Print the entire listing. Each line must match the original exactly.

__Task input__
[start]

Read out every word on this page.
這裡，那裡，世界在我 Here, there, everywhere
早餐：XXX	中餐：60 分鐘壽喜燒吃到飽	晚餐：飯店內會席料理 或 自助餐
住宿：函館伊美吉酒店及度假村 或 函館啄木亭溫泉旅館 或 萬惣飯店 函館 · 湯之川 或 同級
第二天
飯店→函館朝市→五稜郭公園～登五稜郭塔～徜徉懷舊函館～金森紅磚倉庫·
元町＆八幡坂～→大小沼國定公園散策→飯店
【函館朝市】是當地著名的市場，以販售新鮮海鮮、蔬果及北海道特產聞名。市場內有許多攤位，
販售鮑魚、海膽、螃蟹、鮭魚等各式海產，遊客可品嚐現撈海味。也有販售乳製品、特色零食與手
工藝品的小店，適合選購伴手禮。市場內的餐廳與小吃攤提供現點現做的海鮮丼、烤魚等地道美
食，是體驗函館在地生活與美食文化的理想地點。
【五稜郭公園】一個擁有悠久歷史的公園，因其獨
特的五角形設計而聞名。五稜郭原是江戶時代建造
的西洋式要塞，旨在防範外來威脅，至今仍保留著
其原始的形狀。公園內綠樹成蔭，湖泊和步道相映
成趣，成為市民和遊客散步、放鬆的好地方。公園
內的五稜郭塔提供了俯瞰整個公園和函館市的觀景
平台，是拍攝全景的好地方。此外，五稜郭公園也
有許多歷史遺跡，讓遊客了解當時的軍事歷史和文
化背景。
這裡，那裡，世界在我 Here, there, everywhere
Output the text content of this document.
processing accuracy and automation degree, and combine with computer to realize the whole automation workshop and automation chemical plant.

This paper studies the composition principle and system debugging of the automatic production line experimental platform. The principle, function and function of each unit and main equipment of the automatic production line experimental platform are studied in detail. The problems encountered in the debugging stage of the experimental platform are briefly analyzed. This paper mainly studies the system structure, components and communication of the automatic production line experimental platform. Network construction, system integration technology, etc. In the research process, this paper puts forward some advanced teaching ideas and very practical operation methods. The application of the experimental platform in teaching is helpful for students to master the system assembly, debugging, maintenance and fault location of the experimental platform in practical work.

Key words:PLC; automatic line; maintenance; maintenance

[end]

__Completed exercise__
Read out every word on this page.
這裡，那裡，世界在我 Here, there, everywhere
早餐：XXX	中餐：60 分鐘壽喜燒吃到飽	晚餐：飯店內會席料理 或 自助餐
住宿：函館伊美吉酒店及度假村 或 函館啄木亭溫泉旅館 或 萬惣飯店 函館 · 湯之川 或 同級
第二天
飯店→函館朝市→五稜郭公園～登五稜郭塔～徜徉懷舊函館～金森紅磚倉庫·
元町＆八幡坂～→大小沼國定公園散策→飯店
【函館朝市】是當地著名的市場，以販售新鮮海鮮、蔬果及北海道特產聞名。市場內有許多攤位，
販售鮑魚、海膽、螃蟹、鮭魚等各式海產，遊客可品嚐現撈海味。也有販售乳製品、特色零食與手
工藝品的小店，適合選購伴手禮。市場內的餐廳與小吃攤提供現點現做的海鮮丼、烤魚等地道美
食，是體驗函館在地生活與美食文化的理想地點。
【五稜郭公園】一個擁有悠久歷史的公園，因其獨
特的五角形設計而聞名。五稜郭原是江戶時代建造
的西洋式要塞，旨在防範外來威脅，至今仍保留著
其原始的形狀。公園內綠樹成蔭，湖泊和步道相映
成趣，成為市民和遊客散步、放鬆的好地方。公園
內的五稜郭塔提供了俯瞰整個公園和函館市的觀景
平台，是拍攝全景的好地方。此外，五稜郭公園也
有許多歷史遺跡，讓遊客了解當時的軍事歷史和文
化背景。
這裡，那裡，世界在我 Here, there, everywhere
Output the text content of this document.
processing accuracy and automation degree, and combine with computer to realize the whole automation workshop and automation chemical plant.

This paper studies the composition principle and system debugging of the automatic production line experimental platform. The principle, function and function of each unit and main equipment of the automatic production line experimental platform are studied in detail. The problems encountered in the debugging stage of the experimental platform are briefly analyzed. This paper mainly studies the system structure, components and communication of the automatic production line experimental platform. Network construction, system integration technology, etc. In the research process, this paper puts forward some advanced teaching ideas and very practical operation methods. The application of the experimental platform in teaching is helpful for students to master the system assembly, debugging, maintenance and fault location of the experimental platform in practical work.

Key words:PLC; automatic line; maintenance; maintenance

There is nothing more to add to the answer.